Without including any pictures, write out all the entries exactly.
-- Begin EXERCISE INPUT --
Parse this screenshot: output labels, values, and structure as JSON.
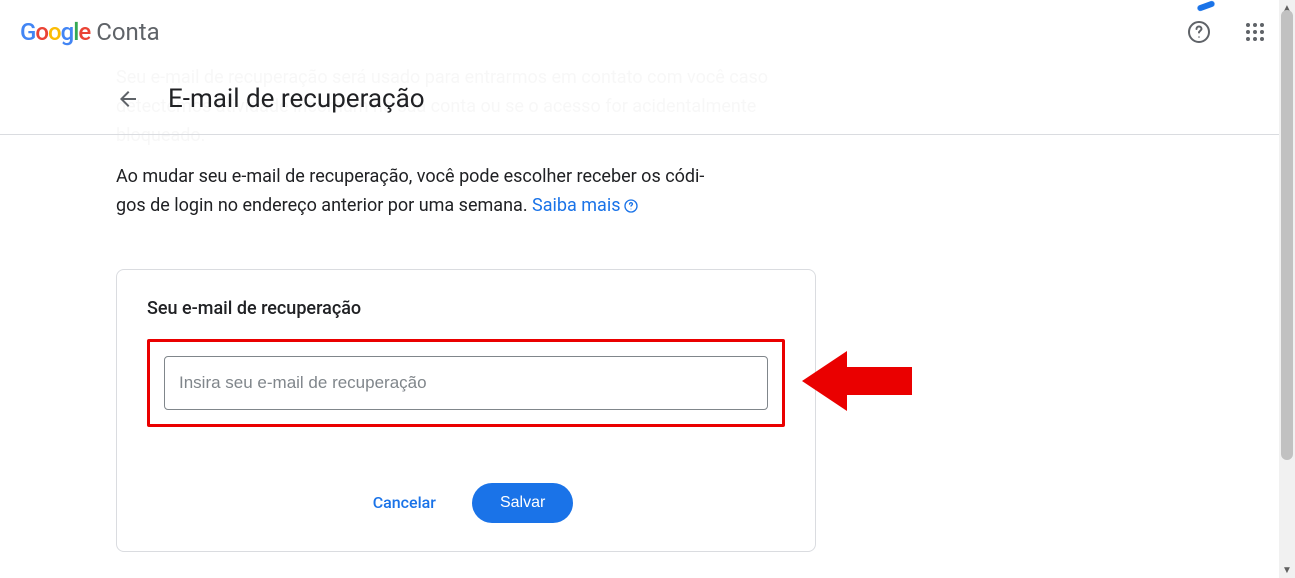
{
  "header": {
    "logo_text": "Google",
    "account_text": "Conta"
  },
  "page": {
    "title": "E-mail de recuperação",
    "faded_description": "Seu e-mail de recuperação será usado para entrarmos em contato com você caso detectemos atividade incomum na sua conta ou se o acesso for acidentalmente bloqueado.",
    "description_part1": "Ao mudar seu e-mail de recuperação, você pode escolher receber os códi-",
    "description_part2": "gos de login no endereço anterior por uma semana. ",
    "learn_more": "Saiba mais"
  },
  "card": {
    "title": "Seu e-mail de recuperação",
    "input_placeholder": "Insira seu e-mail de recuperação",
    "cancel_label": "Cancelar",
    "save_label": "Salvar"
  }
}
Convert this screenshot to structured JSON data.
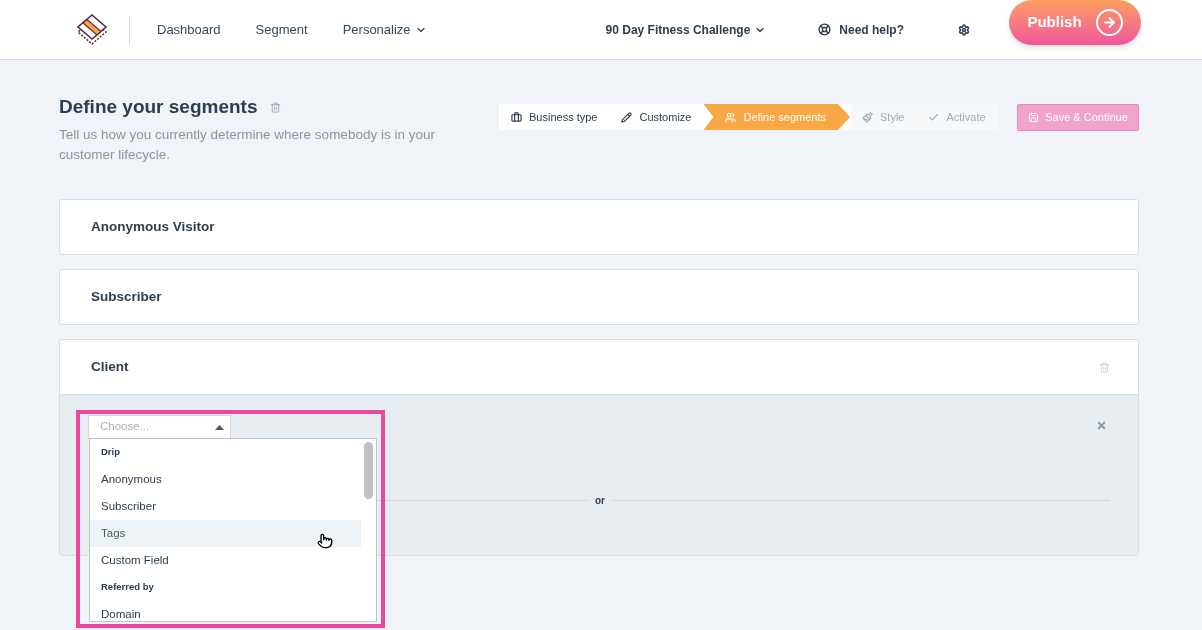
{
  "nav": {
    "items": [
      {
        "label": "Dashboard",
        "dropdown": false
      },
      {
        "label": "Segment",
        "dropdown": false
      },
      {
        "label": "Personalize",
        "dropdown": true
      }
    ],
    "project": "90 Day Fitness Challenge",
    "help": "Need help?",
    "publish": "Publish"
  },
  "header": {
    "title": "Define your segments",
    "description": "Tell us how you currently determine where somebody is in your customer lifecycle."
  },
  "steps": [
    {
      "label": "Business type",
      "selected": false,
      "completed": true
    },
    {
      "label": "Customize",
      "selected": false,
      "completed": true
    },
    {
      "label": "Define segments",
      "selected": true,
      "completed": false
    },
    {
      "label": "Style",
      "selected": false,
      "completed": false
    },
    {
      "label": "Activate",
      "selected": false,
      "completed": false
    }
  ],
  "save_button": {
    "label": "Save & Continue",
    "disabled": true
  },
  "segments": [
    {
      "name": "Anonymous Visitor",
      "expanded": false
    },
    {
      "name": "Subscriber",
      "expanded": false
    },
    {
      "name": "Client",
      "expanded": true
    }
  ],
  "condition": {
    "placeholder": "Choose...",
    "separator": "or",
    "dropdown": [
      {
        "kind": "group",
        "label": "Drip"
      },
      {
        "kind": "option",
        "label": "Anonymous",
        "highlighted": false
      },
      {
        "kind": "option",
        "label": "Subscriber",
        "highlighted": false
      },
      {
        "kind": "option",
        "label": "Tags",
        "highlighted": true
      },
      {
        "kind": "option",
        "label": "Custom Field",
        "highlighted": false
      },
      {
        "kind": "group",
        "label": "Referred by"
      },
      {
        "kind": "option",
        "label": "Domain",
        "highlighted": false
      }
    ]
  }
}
-- End EXERCISE INPUT --
**REPLY**.
Parse this screenshot: output labels, values, and structure as JSON.
{
  "header": {
    "logo_text": "Google",
    "account_text": "Conta"
  },
  "page": {
    "title": "E-mail de recuperação",
    "faded_description": "Seu e-mail de recuperação será usado para entrarmos em contato com você caso detectemos atividade incomum na sua conta ou se o acesso for acidentalmente bloqueado.",
    "description_part1": "Ao mudar seu e-mail de recuperação, você pode escolher receber os códi-",
    "description_part2": "gos de login no endereço anterior por uma semana. ",
    "learn_more": "Saiba mais"
  },
  "card": {
    "title": "Seu e-mail de recuperação",
    "input_placeholder": "Insira seu e-mail de recuperação",
    "cancel_label": "Cancelar",
    "save_label": "Salvar"
  }
}
Convert this screenshot to structured JSON data.
{
  "nav": {
    "items": [
      {
        "label": "Dashboard",
        "dropdown": false
      },
      {
        "label": "Segment",
        "dropdown": false
      },
      {
        "label": "Personalize",
        "dropdown": true
      }
    ],
    "project": "90 Day Fitness Challenge",
    "help": "Need help?",
    "publish": "Publish"
  },
  "header": {
    "title": "Define your segments",
    "description": "Tell us how you currently determine where somebody is in your customer lifecycle."
  },
  "steps": [
    {
      "label": "Business type",
      "selected": false,
      "completed": true
    },
    {
      "label": "Customize",
      "selected": false,
      "completed": true
    },
    {
      "label": "Define segments",
      "selected": true,
      "completed": false
    },
    {
      "label": "Style",
      "selected": false,
      "completed": false
    },
    {
      "label": "Activate",
      "selected": false,
      "completed": false
    }
  ],
  "save_button": {
    "label": "Save & Continue",
    "disabled": true
  },
  "segments": [
    {
      "name": "Anonymous Visitor",
      "expanded": false
    },
    {
      "name": "Subscriber",
      "expanded": false
    },
    {
      "name": "Client",
      "expanded": true
    }
  ],
  "condition": {
    "placeholder": "Choose...",
    "separator": "or",
    "dropdown": [
      {
        "kind": "group",
        "label": "Drip"
      },
      {
        "kind": "option",
        "label": "Anonymous",
        "highlighted": false
      },
      {
        "kind": "option",
        "label": "Subscriber",
        "highlighted": false
      },
      {
        "kind": "option",
        "label": "Tags",
        "highlighted": true
      },
      {
        "kind": "option",
        "label": "Custom Field",
        "highlighted": false
      },
      {
        "kind": "group",
        "label": "Referred by"
      },
      {
        "kind": "option",
        "label": "Domain",
        "highlighted": false
      }
    ]
  }
}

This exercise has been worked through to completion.